> _Objective_:
Repeat the material in full. Keep every line exactly as it is.

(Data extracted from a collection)
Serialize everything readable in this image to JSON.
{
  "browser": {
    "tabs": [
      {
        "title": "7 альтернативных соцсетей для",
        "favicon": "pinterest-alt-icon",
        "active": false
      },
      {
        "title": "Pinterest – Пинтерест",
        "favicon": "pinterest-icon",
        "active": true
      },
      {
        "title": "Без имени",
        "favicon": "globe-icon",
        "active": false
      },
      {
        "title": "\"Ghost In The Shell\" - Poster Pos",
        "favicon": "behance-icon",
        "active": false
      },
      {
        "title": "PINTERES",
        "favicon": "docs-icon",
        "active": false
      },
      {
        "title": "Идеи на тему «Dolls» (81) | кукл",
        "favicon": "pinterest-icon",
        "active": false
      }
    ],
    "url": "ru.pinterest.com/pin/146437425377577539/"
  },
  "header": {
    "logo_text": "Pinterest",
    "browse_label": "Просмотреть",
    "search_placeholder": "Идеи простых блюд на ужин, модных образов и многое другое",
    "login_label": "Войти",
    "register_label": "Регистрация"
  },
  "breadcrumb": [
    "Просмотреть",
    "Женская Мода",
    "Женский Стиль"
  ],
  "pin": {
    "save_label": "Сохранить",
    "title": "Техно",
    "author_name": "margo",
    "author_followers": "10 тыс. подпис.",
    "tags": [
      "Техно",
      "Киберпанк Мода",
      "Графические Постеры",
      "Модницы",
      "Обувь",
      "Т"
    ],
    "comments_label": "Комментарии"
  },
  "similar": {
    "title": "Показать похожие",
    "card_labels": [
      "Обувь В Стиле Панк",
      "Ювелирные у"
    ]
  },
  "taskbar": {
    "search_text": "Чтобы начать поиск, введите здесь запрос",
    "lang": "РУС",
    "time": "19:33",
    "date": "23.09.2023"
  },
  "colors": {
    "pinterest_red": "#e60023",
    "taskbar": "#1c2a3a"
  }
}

> _Written reply_:
Serialize everything readable in this image to JSON.
{
  "browser": {
    "tabs": [
      {
        "title": "7 альтернативных соцсетей для",
        "favicon": "pinterest-alt-icon",
        "active": false
      },
      {
        "title": "Pinterest – Пинтерест",
        "favicon": "pinterest-icon",
        "active": true
      },
      {
        "title": "Без имени",
        "favicon": "globe-icon",
        "active": false
      },
      {
        "title": "\"Ghost In The Shell\" - Poster Pos",
        "favicon": "behance-icon",
        "active": false
      },
      {
        "title": "PINTERES",
        "favicon": "docs-icon",
        "active": false
      },
      {
        "title": "Идеи на тему «Dolls» (81) | кукл",
        "favicon": "pinterest-icon",
        "active": false
      }
    ],
    "url": "ru.pinterest.com/pin/146437425377577539/"
  },
  "header": {
    "logo_text": "Pinterest",
    "browse_label": "Просмотреть",
    "search_placeholder": "Идеи простых блюд на ужин, модных образов и многое другое",
    "login_label": "Войти",
    "register_label": "Регистрация"
  },
  "breadcrumb": [
    "Просмотреть",
    "Женская Мода",
    "Женский Стиль"
  ],
  "pin": {
    "save_label": "Сохранить",
    "title": "Техно",
    "author_name": "margo",
    "author_followers": "10 тыс. подпис.",
    "tags": [
      "Техно",
      "Киберпанк Мода",
      "Графические Постеры",
      "Модницы",
      "Обувь",
      "Т"
    ],
    "comments_label": "Комментарии"
  },
  "similar": {
    "title": "Показать похожие",
    "card_labels": [
      "Обувь В Стиле Панк",
      "Ювелирные у"
    ]
  },
  "taskbar": {
    "search_text": "Чтобы начать поиск, введите здесь запрос",
    "lang": "РУС",
    "time": "19:33",
    "date": "23.09.2023"
  },
  "colors": {
    "pinterest_red": "#e60023",
    "taskbar": "#1c2a3a"
  }
}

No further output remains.